◆ STATED PROBLEM ◆
Lines containing the word "Water" are to be located and copied.

◆ RECORD EXTRACTS ◆
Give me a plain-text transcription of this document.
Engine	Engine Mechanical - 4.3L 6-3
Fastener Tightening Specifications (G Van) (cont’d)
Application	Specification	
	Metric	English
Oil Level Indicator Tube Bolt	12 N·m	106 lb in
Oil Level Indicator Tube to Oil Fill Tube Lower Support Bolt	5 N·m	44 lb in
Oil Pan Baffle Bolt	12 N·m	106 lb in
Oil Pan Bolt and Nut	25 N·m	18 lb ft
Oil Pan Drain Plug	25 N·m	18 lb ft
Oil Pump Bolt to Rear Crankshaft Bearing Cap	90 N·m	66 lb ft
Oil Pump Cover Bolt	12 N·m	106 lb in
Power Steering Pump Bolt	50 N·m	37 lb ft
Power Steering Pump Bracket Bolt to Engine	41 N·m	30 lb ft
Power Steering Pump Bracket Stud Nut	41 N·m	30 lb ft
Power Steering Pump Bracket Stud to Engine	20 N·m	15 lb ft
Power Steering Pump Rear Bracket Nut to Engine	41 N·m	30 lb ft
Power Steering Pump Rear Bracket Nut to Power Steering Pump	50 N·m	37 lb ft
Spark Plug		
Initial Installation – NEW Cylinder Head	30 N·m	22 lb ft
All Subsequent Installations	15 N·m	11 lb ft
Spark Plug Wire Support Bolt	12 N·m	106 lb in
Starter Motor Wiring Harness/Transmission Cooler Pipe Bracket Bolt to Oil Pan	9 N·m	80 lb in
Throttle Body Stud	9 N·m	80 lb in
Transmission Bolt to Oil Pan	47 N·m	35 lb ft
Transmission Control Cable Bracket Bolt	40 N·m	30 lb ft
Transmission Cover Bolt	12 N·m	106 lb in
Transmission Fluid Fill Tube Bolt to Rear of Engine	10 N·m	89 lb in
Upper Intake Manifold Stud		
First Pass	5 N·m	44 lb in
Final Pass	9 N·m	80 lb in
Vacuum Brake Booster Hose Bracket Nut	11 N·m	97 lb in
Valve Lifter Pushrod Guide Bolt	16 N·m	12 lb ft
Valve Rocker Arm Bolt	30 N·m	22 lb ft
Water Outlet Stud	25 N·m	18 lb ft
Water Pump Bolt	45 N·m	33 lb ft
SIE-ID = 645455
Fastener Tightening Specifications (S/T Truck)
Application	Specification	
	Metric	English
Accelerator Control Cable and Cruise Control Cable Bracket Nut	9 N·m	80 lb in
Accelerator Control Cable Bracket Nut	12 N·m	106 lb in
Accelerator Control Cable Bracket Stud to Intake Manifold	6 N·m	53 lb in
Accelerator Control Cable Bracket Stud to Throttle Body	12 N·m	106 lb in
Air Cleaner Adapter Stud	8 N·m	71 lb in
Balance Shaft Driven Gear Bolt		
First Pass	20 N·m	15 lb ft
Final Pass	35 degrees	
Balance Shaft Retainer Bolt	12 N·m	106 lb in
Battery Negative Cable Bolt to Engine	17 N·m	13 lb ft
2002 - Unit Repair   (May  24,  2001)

◆ SOLUTION TO THE EXERCISE ◆
Water Outlet Stud	25 N·m	18 lb ft
Water Pump Bolt	45 N·m	33 lb ft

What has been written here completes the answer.